# Your task
Transcribe the material verbatim in full; the pictures do not belong in the copy.

# Dataset entries
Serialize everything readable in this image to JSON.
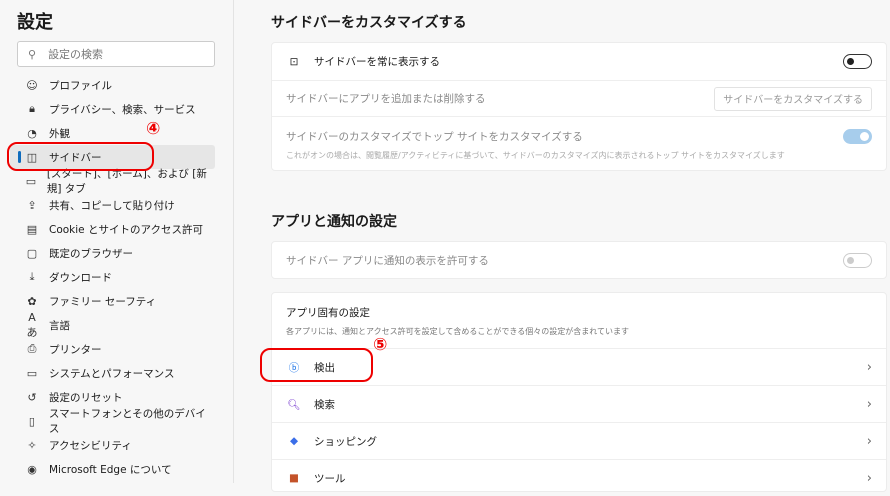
{
  "sidebar": {
    "title": "設定",
    "search_placeholder": "設定の検索",
    "items": [
      {
        "label": "プロファイル",
        "icon": "profile-icon",
        "glyph": "☺"
      },
      {
        "label": "プライバシー、検索、サービス",
        "icon": "lock-icon",
        "glyph": "🔒︎"
      },
      {
        "label": "外観",
        "icon": "palette-icon",
        "glyph": "◔"
      },
      {
        "label": "サイドバー",
        "icon": "sidebar-icon",
        "glyph": "◫"
      },
      {
        "label": "[スタート]、[ホーム]、および [新規] タブ",
        "icon": "home-tab-icon",
        "glyph": "▭"
      },
      {
        "label": "共有、コピーして貼り付け",
        "icon": "share-icon",
        "glyph": "⇪"
      },
      {
        "label": "Cookie とサイトのアクセス許可",
        "icon": "cookie-icon",
        "glyph": "▤"
      },
      {
        "label": "既定のブラウザー",
        "icon": "browser-icon",
        "glyph": "▢"
      },
      {
        "label": "ダウンロード",
        "icon": "download-icon",
        "glyph": "⤓"
      },
      {
        "label": "ファミリー セーフティ",
        "icon": "family-icon",
        "glyph": "✿"
      },
      {
        "label": "言語",
        "icon": "language-icon",
        "glyph": "Aあ"
      },
      {
        "label": "プリンター",
        "icon": "printer-icon",
        "glyph": "⎙"
      },
      {
        "label": "システムとパフォーマンス",
        "icon": "laptop-icon",
        "glyph": "▭"
      },
      {
        "label": "設定のリセット",
        "icon": "reset-icon",
        "glyph": "↺"
      },
      {
        "label": "スマートフォンとその他のデバイス",
        "icon": "phone-icon",
        "glyph": "▯"
      },
      {
        "label": "アクセシビリティ",
        "icon": "accessibility-icon",
        "glyph": "✧"
      },
      {
        "label": "Microsoft Edge について",
        "icon": "edge-icon",
        "glyph": "◉"
      }
    ],
    "selected_index": 3
  },
  "main": {
    "section1": {
      "heading": "サイドバーをカスタマイズする",
      "always_show": {
        "label": "サイドバーを常に表示する",
        "on": false
      },
      "add_remove": {
        "label": "サイドバーにアプリを追加または削除する",
        "button": "サイドバーをカスタマイズする"
      },
      "top_sites": {
        "label": "サイドバーのカスタマイズでトップ サイトをカスタマイズする",
        "desc": "これがオンの場合は、閲覧履歴/アクティビティに基づいて、サイドバーのカスタマイズ内に表示されるトップ サイトをカスタマイズします",
        "on": true
      }
    },
    "section2": {
      "heading": "アプリと通知の設定",
      "notify": {
        "label": "サイドバー アプリに通知の表示を許可する",
        "on": false
      },
      "app_specific": {
        "title": "アプリ固有の設定",
        "desc": "各アプリには、通知とアクセス許可を設定して含めることができる個々の設定が含まれています",
        "apps": [
          {
            "label": "検出",
            "icon": "bing-discover-icon"
          },
          {
            "label": "検索",
            "icon": "search-app-icon"
          },
          {
            "label": "ショッピング",
            "icon": "shopping-tag-icon"
          },
          {
            "label": "ツール",
            "icon": "toolbox-icon"
          }
        ]
      }
    }
  },
  "annotations": {
    "step4": "④",
    "step5": "⑤"
  },
  "colors": {
    "accent": "#0f6cbd",
    "annotation": "#e00000"
  }
}
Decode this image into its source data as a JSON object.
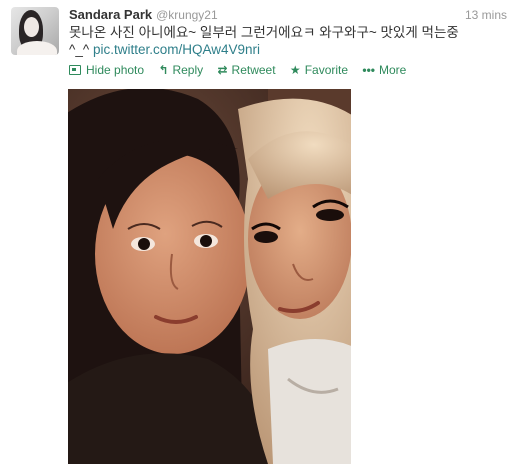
{
  "tweet": {
    "author_name": "Sandara Park",
    "author_handle": "@krungy21",
    "timestamp": "13 mins",
    "text_line1": "못나온 사진 아니에요~ 일부러 그런거에요ㅋ 와구와구~ 맛있게 먹는중",
    "text_line2_prefix": "^_^ ",
    "link": "pic.twitter.com/HQAw4V9nri"
  },
  "actions": {
    "hide_photo": "Hide photo",
    "reply": "Reply",
    "retweet": "Retweet",
    "favorite": "Favorite",
    "more": "More"
  },
  "icons": {
    "avatar": "profile-photo",
    "hide_photo": "photo-icon",
    "reply": "reply-arrow-icon",
    "retweet": "retweet-icon",
    "favorite": "star-icon",
    "more": "ellipsis-icon"
  },
  "colors": {
    "name": "#333333",
    "meta": "#999999",
    "link": "#2f7f8a",
    "action": "#2f8a5c"
  }
}
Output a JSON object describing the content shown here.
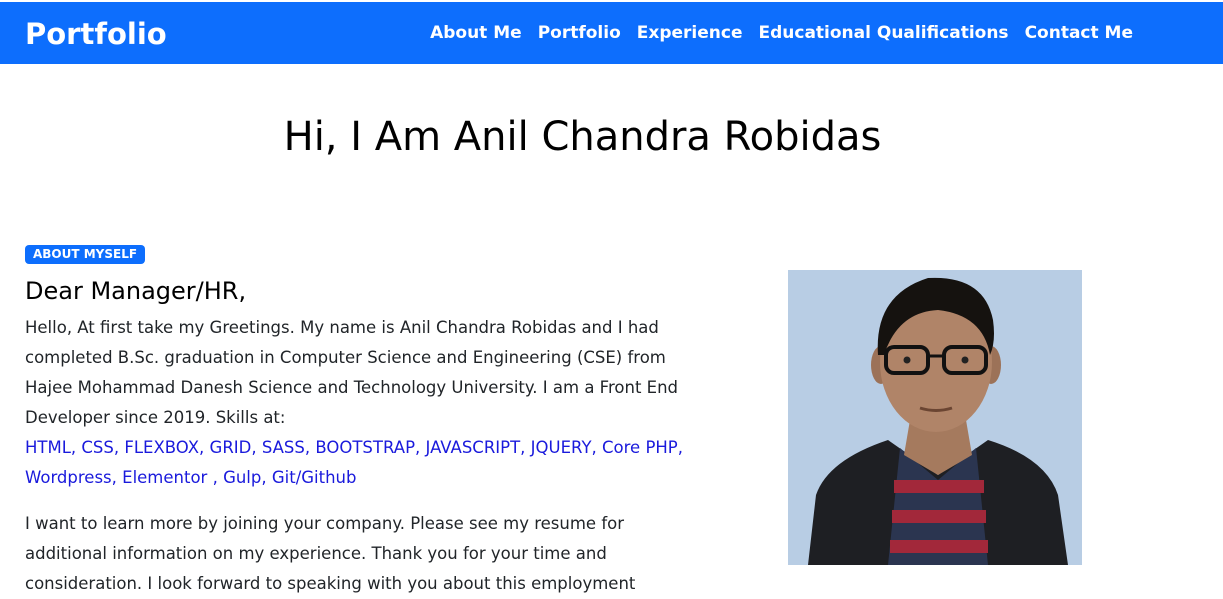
{
  "navbar": {
    "brand": "Portfolio",
    "links": [
      "About Me",
      "Portfolio",
      "Experience",
      "Educational Qualifications",
      "Contact Me"
    ]
  },
  "hero": {
    "title": "Hi, I Am Anil Chandra Robidas"
  },
  "about": {
    "badge": "ABOUT MYSELF",
    "greeting": "Dear Manager/HR,",
    "paragraph1": "Hello, At first take my Greetings. My name is Anil Chandra Robidas and I had completed B.Sc. graduation in Computer Science and Engineering (CSE) from Hajee Mohammad Danesh Science and Technology University. I am a Front End Developer since 2019. Skills at:",
    "skills": "HTML, CSS, FLEXBOX, GRID, SASS, BOOTSTRAP, JAVASCRIPT, JQUERY, Core PHP, Wordpress, Elementor , Gulp, Git/Github",
    "paragraph2": "I want to learn more by joining your company. Please see my resume for additional information on my experience. Thank you for your time and consideration. I look forward to speaking with you about this employment"
  },
  "colors": {
    "primary": "#0d6efd",
    "skills_text": "#1a1adc",
    "photo_background": "#b8cde4"
  }
}
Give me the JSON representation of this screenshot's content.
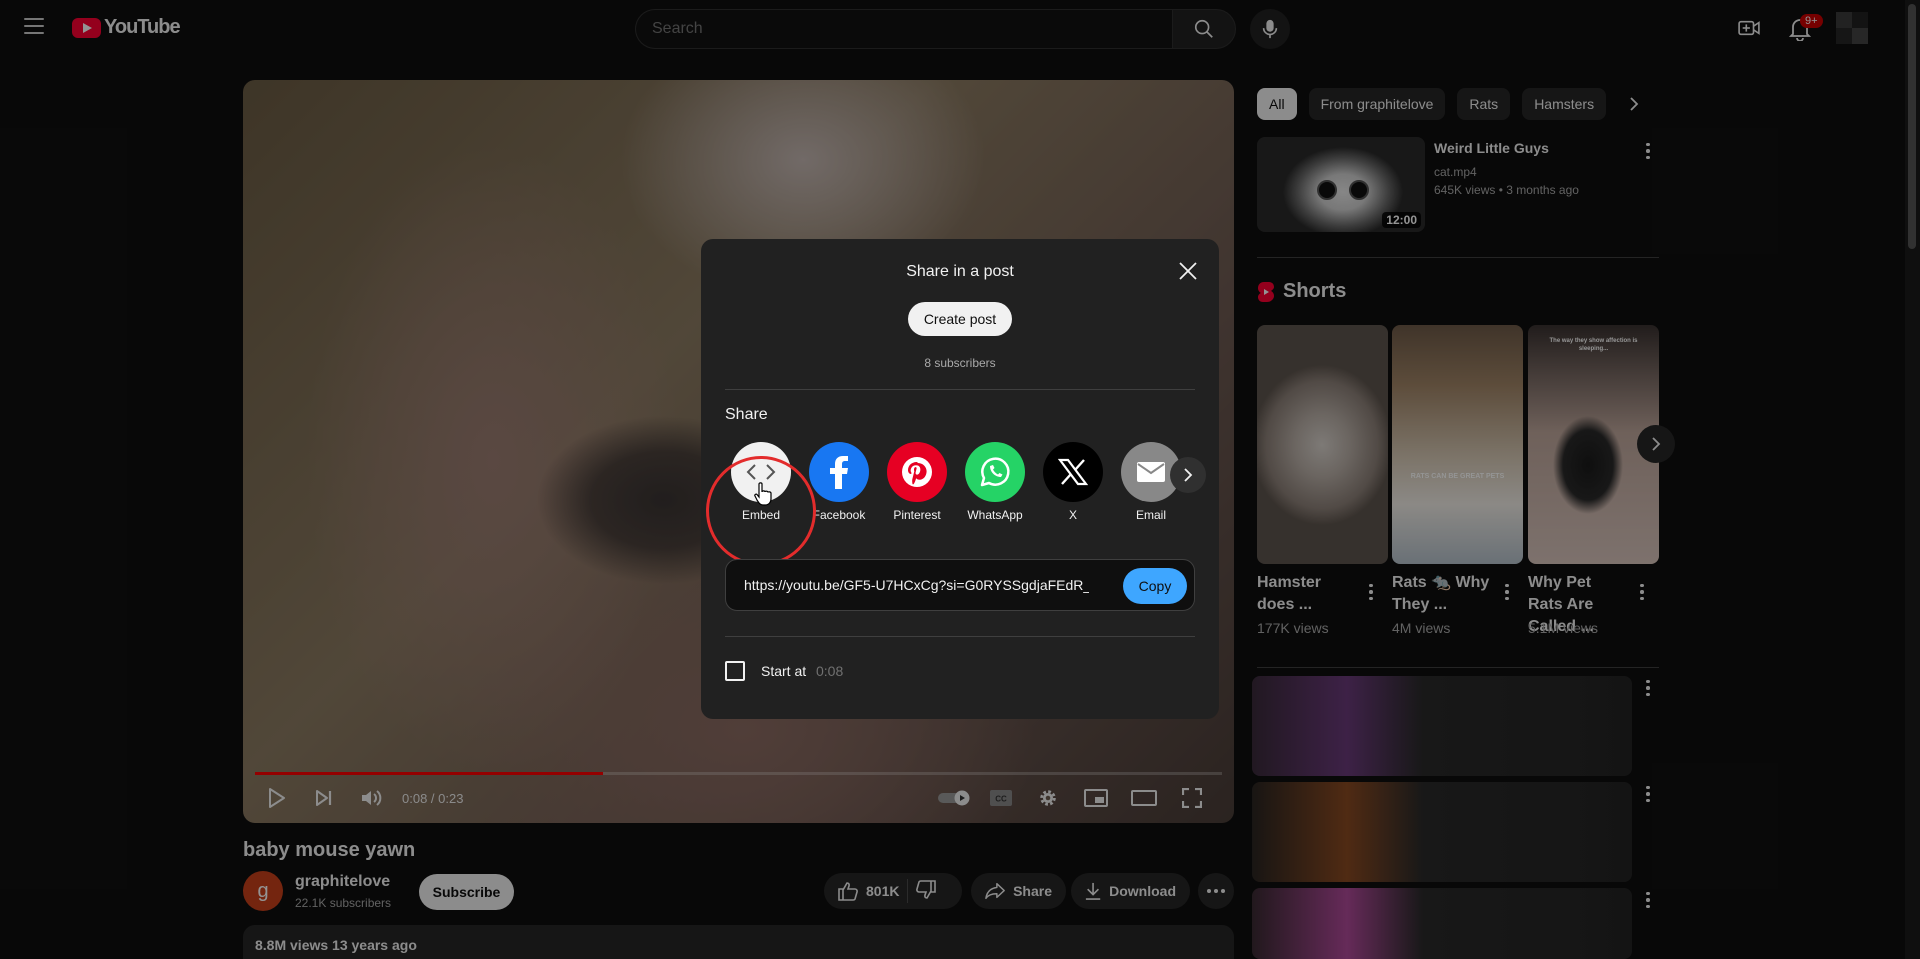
{
  "header": {
    "logo_text": "YouTube",
    "search_placeholder": "Search",
    "notif_count": "9+"
  },
  "player": {
    "time": "0:08 / 0:23",
    "progress_fraction": 0.36
  },
  "share_dialog": {
    "title": "Share in a post",
    "create_post": "Create post",
    "subscribers_note": "8 subscribers",
    "share_label": "Share",
    "targets": [
      {
        "label": "Embed",
        "icon": "embed-icon",
        "color": "#ffffff"
      },
      {
        "label": "Facebook",
        "icon": "facebook-icon",
        "color": "#1877f2"
      },
      {
        "label": "Pinterest",
        "icon": "pinterest-icon",
        "color": "#e60023"
      },
      {
        "label": "WhatsApp",
        "icon": "whatsapp-icon",
        "color": "#25d366"
      },
      {
        "label": "X",
        "icon": "x-icon",
        "color": "#000000"
      },
      {
        "label": "Email",
        "icon": "email-icon",
        "color": "#888888"
      }
    ],
    "url": "https://youtu.be/GF5-U7HCxCg?si=G0RYSSgdjaFEdR_",
    "copy": "Copy",
    "start_at_label": "Start at",
    "start_at_time": "0:08"
  },
  "video": {
    "title": "baby mouse yawn",
    "channel_initial": "g",
    "channel_name": "graphitelove",
    "channel_subs": "22.1K subscribers",
    "subscribe": "Subscribe",
    "likes": "801K",
    "share": "Share",
    "download": "Download",
    "description_meta": "8.8M views  13 years ago"
  },
  "sidebar": {
    "chips": [
      "All",
      "From graphitelove",
      "Rats",
      "Hamsters"
    ],
    "recommended": {
      "title": "Weird Little Guys",
      "channel": "cat.mp4",
      "meta": "645K views  • 3 months ago",
      "duration": "12:00"
    },
    "shorts_heading": "Shorts",
    "shorts": [
      {
        "title": "Hamster does ...",
        "views": "177K views",
        "overlay": ""
      },
      {
        "title": "Rats 🐀 Why They ...",
        "views": "4M views",
        "overlay": "RATS CAN BE GREAT PETS"
      },
      {
        "title": "Why Pet Rats Are Called ...",
        "views": "5.1M views",
        "overlay": "The way they show affection is sleeping..."
      }
    ]
  },
  "colors": {
    "accent_red": "#ff0000",
    "copy_blue": "#3ea6ff",
    "highlight_ring": "#e32c2c"
  }
}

# Written reply
Serialize everything readable in this image to JSON.
{
  "sidebar": {
    "title": "設定",
    "search_placeholder": "設定の検索",
    "items": [
      {
        "label": "プロファイル",
        "icon": "profile-icon",
        "glyph": "☺"
      },
      {
        "label": "プライバシー、検索、サービス",
        "icon": "lock-icon",
        "glyph": "🔒︎"
      },
      {
        "label": "外観",
        "icon": "palette-icon",
        "glyph": "◔"
      },
      {
        "label": "サイドバー",
        "icon": "sidebar-icon",
        "glyph": "◫"
      },
      {
        "label": "[スタート]、[ホーム]、および [新規] タブ",
        "icon": "home-tab-icon",
        "glyph": "▭"
      },
      {
        "label": "共有、コピーして貼り付け",
        "icon": "share-icon",
        "glyph": "⇪"
      },
      {
        "label": "Cookie とサイトのアクセス許可",
        "icon": "cookie-icon",
        "glyph": "▤"
      },
      {
        "label": "既定のブラウザー",
        "icon": "browser-icon",
        "glyph": "▢"
      },
      {
        "label": "ダウンロード",
        "icon": "download-icon",
        "glyph": "⤓"
      },
      {
        "label": "ファミリー セーフティ",
        "icon": "family-icon",
        "glyph": "✿"
      },
      {
        "label": "言語",
        "icon": "language-icon",
        "glyph": "Aあ"
      },
      {
        "label": "プリンター",
        "icon": "printer-icon",
        "glyph": "⎙"
      },
      {
        "label": "システムとパフォーマンス",
        "icon": "laptop-icon",
        "glyph": "▭"
      },
      {
        "label": "設定のリセット",
        "icon": "reset-icon",
        "glyph": "↺"
      },
      {
        "label": "スマートフォンとその他のデバイス",
        "icon": "phone-icon",
        "glyph": "▯"
      },
      {
        "label": "アクセシビリティ",
        "icon": "accessibility-icon",
        "glyph": "✧"
      },
      {
        "label": "Microsoft Edge について",
        "icon": "edge-icon",
        "glyph": "◉"
      }
    ],
    "selected_index": 3
  },
  "main": {
    "section1": {
      "heading": "サイドバーをカスタマイズする",
      "always_show": {
        "label": "サイドバーを常に表示する",
        "on": false
      },
      "add_remove": {
        "label": "サイドバーにアプリを追加または削除する",
        "button": "サイドバーをカスタマイズする"
      },
      "top_sites": {
        "label": "サイドバーのカスタマイズでトップ サイトをカスタマイズする",
        "desc": "これがオンの場合は、閲覧履歴/アクティビティに基づいて、サイドバーのカスタマイズ内に表示されるトップ サイトをカスタマイズします",
        "on": true
      }
    },
    "section2": {
      "heading": "アプリと通知の設定",
      "notify": {
        "label": "サイドバー アプリに通知の表示を許可する",
        "on": false
      },
      "app_specific": {
        "title": "アプリ固有の設定",
        "desc": "各アプリには、通知とアクセス許可を設定して含めることができる個々の設定が含まれています",
        "apps": [
          {
            "label": "検出",
            "icon": "bing-discover-icon"
          },
          {
            "label": "検索",
            "icon": "search-app-icon"
          },
          {
            "label": "ショッピング",
            "icon": "shopping-tag-icon"
          },
          {
            "label": "ツール",
            "icon": "toolbox-icon"
          }
        ]
      }
    }
  },
  "annotations": {
    "step4": "④",
    "step5": "⑤"
  },
  "colors": {
    "accent": "#0f6cbd",
    "annotation": "#e00000"
  }
}
Decode this image into its source data as a JSON object.
{
  "tweet": {
    "author_name": "Sandara Park",
    "author_handle": "@krungy21",
    "timestamp": "13 mins",
    "text_line1": "못나온 사진 아니에요~ 일부러 그런거에요ㅋ 와구와구~ 맛있게 먹는중",
    "text_line2_prefix": "^_^ ",
    "link": "pic.twitter.com/HQAw4V9nri"
  },
  "actions": {
    "hide_photo": "Hide photo",
    "reply": "Reply",
    "retweet": "Retweet",
    "favorite": "Favorite",
    "more": "More"
  },
  "icons": {
    "avatar": "profile-photo",
    "hide_photo": "photo-icon",
    "reply": "reply-arrow-icon",
    "retweet": "retweet-icon",
    "favorite": "star-icon",
    "more": "ellipsis-icon"
  },
  "colors": {
    "name": "#333333",
    "meta": "#999999",
    "link": "#2f7f8a",
    "action": "#2f8a5c"
  }
}
Output a JSON object describing the content shown here.
{
  "navbar": {
    "brand": "Portfolio",
    "links": [
      "About Me",
      "Portfolio",
      "Experience",
      "Educational Qualifications",
      "Contact Me"
    ]
  },
  "hero": {
    "title": "Hi, I Am Anil Chandra Robidas"
  },
  "about": {
    "badge": "ABOUT MYSELF",
    "greeting": "Dear Manager/HR,",
    "paragraph1": "Hello, At first take my Greetings. My name is Anil Chandra Robidas and I had completed B.Sc. graduation in Computer Science and Engineering (CSE) from Hajee Mohammad Danesh Science and Technology University. I am a Front End Developer since 2019. Skills at:",
    "skills": "HTML, CSS, FLEXBOX, GRID, SASS, BOOTSTRAP, JAVASCRIPT, JQUERY, Core PHP, Wordpress, Elementor , Gulp, Git/Github",
    "paragraph2": "I want to learn more by joining your company. Please see my resume for additional information on my experience. Thank you for your time and consideration. I look forward to speaking with you about this employment"
  },
  "colors": {
    "primary": "#0d6efd",
    "skills_text": "#1a1adc",
    "photo_background": "#b8cde4"
  }
}
Give me the JSON representation of this screenshot's content.
{
  "header": {
    "logo_text": "YouTube",
    "search_placeholder": "Search",
    "notif_count": "9+"
  },
  "player": {
    "time": "0:08 / 0:23",
    "progress_fraction": 0.36
  },
  "share_dialog": {
    "title": "Share in a post",
    "create_post": "Create post",
    "subscribers_note": "8 subscribers",
    "share_label": "Share",
    "targets": [
      {
        "label": "Embed",
        "icon": "embed-icon",
        "color": "#ffffff"
      },
      {
        "label": "Facebook",
        "icon": "facebook-icon",
        "color": "#1877f2"
      },
      {
        "label": "Pinterest",
        "icon": "pinterest-icon",
        "color": "#e60023"
      },
      {
        "label": "WhatsApp",
        "icon": "whatsapp-icon",
        "color": "#25d366"
      },
      {
        "label": "X",
        "icon": "x-icon",
        "color": "#000000"
      },
      {
        "label": "Email",
        "icon": "email-icon",
        "color": "#888888"
      }
    ],
    "url": "https://youtu.be/GF5-U7HCxCg?si=G0RYSSgdjaFEdR_",
    "copy": "Copy",
    "start_at_label": "Start at",
    "start_at_time": "0:08"
  },
  "video": {
    "title": "baby mouse yawn",
    "channel_initial": "g",
    "channel_name": "graphitelove",
    "channel_subs": "22.1K subscribers",
    "subscribe": "Subscribe",
    "likes": "801K",
    "share": "Share",
    "download": "Download",
    "description_meta": "8.8M views  13 years ago"
  },
  "sidebar": {
    "chips": [
      "All",
      "From graphitelove",
      "Rats",
      "Hamsters"
    ],
    "recommended": {
      "title": "Weird Little Guys",
      "channel": "cat.mp4",
      "meta": "645K views  • 3 months ago",
      "duration": "12:00"
    },
    "shorts_heading": "Shorts",
    "shorts": [
      {
        "title": "Hamster does ...",
        "views": "177K views",
        "overlay": ""
      },
      {
        "title": "Rats 🐀 Why They ...",
        "views": "4M views",
        "overlay": "RATS CAN BE GREAT PETS"
      },
      {
        "title": "Why Pet Rats Are Called ...",
        "views": "5.1M views",
        "overlay": "The way they show affection is sleeping..."
      }
    ]
  },
  "colors": {
    "accent_red": "#ff0000",
    "copy_blue": "#3ea6ff",
    "highlight_ring": "#e32c2c"
  }
}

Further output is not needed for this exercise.